Every line that holds the string "Developer" is to be identified and copied.
--- Start of Material for this exercise ---
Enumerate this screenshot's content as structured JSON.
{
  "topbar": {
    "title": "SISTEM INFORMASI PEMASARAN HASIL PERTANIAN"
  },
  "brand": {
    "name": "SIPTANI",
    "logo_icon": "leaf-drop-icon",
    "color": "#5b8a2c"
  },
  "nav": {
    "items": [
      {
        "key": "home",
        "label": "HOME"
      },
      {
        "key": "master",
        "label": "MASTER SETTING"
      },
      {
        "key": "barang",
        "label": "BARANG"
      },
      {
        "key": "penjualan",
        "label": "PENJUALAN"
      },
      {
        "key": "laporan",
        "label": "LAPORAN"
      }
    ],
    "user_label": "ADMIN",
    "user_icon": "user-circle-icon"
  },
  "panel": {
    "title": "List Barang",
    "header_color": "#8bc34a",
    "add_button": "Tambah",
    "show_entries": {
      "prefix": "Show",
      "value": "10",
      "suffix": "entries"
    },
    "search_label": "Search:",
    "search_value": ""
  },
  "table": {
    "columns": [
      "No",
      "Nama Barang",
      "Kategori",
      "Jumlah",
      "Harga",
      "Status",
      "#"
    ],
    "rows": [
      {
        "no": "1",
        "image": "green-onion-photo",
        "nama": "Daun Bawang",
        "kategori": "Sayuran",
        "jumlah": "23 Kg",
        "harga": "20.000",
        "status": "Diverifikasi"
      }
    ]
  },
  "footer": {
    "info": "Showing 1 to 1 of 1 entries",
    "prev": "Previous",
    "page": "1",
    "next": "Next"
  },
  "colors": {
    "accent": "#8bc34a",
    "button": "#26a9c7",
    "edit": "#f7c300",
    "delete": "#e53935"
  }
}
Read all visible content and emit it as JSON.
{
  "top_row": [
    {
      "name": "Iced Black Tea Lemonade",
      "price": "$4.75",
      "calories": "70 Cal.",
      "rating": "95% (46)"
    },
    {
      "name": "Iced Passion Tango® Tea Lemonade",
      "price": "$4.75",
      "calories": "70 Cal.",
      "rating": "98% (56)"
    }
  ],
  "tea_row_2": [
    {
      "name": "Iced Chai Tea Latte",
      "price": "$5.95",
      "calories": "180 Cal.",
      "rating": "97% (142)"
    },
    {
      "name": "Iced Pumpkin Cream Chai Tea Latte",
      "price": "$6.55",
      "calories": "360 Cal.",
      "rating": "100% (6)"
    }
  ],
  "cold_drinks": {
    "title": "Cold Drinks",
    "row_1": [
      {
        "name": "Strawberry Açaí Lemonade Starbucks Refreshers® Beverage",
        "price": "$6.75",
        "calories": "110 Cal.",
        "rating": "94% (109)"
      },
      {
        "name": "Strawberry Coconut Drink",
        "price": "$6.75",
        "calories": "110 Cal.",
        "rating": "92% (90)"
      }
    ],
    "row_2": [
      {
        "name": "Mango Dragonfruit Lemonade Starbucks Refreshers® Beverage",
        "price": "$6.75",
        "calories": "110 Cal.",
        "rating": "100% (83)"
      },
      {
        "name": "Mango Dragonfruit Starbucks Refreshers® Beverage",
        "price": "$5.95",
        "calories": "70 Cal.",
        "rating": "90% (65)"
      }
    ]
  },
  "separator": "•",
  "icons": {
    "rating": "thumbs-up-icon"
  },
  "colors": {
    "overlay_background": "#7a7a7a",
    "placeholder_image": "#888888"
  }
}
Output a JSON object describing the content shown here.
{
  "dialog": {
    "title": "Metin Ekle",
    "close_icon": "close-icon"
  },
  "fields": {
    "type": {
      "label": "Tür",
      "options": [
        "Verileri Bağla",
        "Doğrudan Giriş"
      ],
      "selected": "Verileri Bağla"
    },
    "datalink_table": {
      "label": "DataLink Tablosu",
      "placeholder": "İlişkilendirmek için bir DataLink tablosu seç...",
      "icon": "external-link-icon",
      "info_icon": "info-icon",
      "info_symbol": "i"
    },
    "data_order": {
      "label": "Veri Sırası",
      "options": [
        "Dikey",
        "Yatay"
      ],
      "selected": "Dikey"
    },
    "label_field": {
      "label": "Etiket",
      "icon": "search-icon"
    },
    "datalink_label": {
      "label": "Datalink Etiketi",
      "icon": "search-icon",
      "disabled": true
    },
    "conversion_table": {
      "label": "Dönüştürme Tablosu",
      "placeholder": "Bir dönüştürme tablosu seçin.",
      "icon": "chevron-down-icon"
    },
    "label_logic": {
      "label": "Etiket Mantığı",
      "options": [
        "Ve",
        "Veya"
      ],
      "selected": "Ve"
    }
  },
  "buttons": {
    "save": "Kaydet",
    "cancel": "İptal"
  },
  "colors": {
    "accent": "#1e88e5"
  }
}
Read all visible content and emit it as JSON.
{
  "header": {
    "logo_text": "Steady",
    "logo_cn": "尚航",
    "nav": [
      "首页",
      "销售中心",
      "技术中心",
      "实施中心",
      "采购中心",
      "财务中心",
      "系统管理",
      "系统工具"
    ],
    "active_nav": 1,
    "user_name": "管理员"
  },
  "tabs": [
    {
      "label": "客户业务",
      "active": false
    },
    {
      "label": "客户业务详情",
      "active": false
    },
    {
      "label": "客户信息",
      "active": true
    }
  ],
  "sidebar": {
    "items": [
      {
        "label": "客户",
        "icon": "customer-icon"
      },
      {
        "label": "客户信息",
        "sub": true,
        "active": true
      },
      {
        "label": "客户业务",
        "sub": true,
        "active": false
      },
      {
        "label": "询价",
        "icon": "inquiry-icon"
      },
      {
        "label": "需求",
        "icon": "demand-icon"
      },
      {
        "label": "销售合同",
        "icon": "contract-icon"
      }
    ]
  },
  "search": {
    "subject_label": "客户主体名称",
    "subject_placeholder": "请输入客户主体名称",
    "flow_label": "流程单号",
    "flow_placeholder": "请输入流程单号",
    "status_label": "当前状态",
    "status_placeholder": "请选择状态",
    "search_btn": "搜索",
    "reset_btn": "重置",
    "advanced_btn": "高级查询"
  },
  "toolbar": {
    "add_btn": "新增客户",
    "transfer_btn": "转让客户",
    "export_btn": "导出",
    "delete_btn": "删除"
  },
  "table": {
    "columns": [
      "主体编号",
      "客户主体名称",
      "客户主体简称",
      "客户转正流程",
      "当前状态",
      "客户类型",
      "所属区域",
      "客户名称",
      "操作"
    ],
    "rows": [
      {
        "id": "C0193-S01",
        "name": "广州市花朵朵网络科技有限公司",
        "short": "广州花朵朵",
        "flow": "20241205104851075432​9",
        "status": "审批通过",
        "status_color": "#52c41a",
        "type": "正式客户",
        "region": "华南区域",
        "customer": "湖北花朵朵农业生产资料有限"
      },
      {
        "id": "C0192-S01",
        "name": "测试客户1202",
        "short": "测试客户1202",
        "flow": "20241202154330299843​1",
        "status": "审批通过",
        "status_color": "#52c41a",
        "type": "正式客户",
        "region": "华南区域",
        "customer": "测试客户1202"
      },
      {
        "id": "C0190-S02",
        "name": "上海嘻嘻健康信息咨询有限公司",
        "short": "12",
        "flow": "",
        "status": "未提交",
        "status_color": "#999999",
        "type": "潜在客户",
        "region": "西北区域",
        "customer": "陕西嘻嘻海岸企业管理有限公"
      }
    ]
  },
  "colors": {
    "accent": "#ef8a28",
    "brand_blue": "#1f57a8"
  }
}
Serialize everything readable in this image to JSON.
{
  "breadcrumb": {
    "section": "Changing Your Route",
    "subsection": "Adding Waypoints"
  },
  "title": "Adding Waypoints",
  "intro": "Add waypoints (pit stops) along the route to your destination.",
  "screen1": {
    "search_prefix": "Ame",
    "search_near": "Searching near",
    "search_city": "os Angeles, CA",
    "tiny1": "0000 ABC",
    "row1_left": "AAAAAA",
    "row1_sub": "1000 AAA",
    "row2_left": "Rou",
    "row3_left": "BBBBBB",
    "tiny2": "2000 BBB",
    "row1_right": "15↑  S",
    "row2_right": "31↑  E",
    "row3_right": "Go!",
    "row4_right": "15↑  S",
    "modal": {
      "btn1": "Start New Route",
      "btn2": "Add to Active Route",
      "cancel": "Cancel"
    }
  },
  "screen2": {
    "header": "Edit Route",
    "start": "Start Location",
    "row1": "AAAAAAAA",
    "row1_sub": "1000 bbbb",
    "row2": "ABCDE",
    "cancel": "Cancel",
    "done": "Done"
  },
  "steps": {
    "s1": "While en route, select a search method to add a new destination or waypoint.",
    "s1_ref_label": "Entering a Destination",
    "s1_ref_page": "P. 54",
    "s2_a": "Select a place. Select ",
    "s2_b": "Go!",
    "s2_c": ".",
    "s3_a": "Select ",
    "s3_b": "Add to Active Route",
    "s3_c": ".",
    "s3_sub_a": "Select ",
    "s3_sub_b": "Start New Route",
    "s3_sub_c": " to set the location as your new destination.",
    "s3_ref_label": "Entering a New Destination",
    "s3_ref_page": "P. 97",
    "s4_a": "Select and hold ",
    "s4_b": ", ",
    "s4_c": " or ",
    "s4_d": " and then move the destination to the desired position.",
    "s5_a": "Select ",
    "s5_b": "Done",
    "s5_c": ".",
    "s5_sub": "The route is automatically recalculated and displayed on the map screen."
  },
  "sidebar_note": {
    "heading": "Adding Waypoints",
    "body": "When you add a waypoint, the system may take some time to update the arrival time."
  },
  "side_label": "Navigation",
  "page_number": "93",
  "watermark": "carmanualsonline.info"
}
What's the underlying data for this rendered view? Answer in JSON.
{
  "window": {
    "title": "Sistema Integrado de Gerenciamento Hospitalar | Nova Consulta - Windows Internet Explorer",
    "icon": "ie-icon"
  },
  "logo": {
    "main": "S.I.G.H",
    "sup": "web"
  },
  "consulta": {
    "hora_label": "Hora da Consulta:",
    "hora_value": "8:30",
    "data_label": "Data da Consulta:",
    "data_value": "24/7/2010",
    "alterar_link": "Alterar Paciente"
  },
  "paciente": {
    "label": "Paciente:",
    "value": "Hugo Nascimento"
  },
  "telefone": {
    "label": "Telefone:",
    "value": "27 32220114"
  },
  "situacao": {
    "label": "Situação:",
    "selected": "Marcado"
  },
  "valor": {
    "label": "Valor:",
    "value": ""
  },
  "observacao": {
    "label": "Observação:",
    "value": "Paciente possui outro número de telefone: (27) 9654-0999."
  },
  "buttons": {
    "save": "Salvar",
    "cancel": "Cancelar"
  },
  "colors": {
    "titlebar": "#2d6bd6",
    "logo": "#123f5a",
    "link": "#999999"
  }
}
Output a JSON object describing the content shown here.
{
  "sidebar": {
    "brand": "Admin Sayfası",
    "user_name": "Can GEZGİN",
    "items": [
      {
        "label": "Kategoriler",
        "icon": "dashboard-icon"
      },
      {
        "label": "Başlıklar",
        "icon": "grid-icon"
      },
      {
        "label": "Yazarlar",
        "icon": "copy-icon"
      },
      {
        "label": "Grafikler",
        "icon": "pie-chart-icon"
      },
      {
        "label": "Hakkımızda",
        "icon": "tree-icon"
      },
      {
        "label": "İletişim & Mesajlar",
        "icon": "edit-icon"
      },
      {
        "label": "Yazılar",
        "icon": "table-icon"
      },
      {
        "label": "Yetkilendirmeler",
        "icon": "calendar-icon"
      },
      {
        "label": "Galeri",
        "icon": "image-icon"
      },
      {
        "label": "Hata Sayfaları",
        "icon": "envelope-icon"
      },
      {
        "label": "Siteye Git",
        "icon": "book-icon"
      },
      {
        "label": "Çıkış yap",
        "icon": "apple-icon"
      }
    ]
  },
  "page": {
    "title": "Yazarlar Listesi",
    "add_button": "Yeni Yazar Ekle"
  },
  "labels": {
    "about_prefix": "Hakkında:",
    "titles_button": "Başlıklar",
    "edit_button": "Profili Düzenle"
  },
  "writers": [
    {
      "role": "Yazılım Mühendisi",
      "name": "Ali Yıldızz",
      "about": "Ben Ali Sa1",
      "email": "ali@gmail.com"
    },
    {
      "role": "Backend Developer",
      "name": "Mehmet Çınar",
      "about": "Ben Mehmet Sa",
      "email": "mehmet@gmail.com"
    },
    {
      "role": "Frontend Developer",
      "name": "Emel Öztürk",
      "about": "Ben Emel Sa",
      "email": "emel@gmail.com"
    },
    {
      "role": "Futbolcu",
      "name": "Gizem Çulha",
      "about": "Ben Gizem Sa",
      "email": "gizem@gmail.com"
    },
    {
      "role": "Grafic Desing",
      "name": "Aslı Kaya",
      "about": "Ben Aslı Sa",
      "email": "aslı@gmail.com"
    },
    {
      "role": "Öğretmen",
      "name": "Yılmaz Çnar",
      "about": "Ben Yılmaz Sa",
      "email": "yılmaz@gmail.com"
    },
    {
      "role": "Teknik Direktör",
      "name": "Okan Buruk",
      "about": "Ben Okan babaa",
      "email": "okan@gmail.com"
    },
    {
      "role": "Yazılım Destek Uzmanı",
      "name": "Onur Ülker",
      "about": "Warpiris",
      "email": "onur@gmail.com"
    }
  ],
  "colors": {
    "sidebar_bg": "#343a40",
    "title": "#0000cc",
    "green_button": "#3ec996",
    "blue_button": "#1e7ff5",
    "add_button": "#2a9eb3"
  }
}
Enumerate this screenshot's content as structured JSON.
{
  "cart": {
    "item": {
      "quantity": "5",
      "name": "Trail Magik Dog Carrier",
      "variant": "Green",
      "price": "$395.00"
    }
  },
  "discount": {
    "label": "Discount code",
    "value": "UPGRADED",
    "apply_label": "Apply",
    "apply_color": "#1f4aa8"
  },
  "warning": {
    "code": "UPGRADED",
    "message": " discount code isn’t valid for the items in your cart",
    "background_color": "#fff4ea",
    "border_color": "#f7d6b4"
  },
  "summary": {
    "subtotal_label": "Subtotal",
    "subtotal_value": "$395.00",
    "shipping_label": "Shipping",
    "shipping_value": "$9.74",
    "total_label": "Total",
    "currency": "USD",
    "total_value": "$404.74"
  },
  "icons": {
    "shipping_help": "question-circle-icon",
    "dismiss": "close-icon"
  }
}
--- End of Material for this exercise ---
**The reply:**
      "role": "Backend Developer",
      "role": "Frontend Developer",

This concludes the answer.